━━━ Input records
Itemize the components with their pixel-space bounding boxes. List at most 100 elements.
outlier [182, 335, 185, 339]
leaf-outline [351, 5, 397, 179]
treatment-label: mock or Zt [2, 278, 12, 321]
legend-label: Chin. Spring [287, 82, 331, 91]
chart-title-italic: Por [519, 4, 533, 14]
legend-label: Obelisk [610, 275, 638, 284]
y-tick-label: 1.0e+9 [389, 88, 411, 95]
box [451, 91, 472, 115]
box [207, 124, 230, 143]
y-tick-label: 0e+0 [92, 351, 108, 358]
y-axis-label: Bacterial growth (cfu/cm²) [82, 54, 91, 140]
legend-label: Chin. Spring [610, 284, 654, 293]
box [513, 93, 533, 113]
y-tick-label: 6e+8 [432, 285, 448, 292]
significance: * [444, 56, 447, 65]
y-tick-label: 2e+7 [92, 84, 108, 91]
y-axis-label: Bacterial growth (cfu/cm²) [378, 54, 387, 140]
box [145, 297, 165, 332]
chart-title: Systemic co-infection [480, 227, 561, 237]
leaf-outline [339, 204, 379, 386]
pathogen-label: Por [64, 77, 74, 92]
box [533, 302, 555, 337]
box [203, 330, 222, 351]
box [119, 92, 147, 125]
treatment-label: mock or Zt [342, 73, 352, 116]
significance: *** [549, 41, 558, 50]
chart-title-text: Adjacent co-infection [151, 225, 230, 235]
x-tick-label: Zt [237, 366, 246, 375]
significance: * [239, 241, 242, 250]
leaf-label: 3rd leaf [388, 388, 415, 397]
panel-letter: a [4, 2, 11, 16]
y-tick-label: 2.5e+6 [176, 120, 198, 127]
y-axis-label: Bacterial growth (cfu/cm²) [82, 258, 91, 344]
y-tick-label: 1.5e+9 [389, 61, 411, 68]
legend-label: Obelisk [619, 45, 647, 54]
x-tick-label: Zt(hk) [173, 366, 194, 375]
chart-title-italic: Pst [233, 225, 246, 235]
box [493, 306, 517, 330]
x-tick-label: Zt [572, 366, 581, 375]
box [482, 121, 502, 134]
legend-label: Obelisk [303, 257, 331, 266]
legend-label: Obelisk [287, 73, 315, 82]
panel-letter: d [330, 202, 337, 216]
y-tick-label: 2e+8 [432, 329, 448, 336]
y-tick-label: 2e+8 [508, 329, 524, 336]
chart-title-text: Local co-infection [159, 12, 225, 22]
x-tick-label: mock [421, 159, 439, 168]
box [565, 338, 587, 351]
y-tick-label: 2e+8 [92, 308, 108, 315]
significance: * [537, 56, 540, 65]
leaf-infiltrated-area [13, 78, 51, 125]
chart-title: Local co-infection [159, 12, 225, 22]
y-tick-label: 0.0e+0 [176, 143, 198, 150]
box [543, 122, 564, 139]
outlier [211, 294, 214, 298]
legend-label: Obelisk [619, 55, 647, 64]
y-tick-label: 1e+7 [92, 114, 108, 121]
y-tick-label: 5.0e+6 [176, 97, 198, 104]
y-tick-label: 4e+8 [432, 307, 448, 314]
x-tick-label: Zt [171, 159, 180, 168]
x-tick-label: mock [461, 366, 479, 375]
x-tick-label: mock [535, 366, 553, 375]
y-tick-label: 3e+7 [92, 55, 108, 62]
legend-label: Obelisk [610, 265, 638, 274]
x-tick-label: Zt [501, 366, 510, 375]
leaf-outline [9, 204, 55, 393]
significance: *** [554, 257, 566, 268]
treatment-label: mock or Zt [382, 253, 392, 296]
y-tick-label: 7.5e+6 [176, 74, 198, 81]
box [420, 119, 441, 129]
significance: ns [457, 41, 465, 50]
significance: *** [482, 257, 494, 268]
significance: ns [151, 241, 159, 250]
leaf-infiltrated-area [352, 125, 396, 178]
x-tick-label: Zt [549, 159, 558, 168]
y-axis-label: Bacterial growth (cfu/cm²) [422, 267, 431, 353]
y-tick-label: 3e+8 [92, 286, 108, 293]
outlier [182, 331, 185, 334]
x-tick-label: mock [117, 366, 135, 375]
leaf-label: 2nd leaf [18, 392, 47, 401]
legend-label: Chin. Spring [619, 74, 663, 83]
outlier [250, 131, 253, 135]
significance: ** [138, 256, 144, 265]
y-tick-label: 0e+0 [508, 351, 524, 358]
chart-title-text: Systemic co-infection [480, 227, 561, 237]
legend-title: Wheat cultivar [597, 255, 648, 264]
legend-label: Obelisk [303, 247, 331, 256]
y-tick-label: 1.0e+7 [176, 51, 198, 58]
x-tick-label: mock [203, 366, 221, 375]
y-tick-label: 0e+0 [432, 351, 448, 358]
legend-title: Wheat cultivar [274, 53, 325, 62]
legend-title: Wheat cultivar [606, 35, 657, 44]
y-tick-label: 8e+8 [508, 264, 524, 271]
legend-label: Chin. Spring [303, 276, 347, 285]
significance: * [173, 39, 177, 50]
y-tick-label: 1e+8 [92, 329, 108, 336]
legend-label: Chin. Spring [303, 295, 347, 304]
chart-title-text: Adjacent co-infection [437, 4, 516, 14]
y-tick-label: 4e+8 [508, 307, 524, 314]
━━━━━━
§ **What you will do**:
Check the entries above for the word "chart" and copy every line where it turns up.

§ **Solution**:
chart-title-italic: Por [519, 4, 533, 14]
chart-title: Systemic co-infection [480, 227, 561, 237]
chart-title-text: Adjacent co-infection [151, 225, 230, 235]
chart-title-italic: Pst [233, 225, 246, 235]
chart-title-text: Local co-infection [159, 12, 225, 22]
chart-title: Local co-infection [159, 12, 225, 22]
chart-title-text: Systemic co-infection [480, 227, 561, 237]
chart-title-text: Adjacent co-infection [437, 4, 516, 14]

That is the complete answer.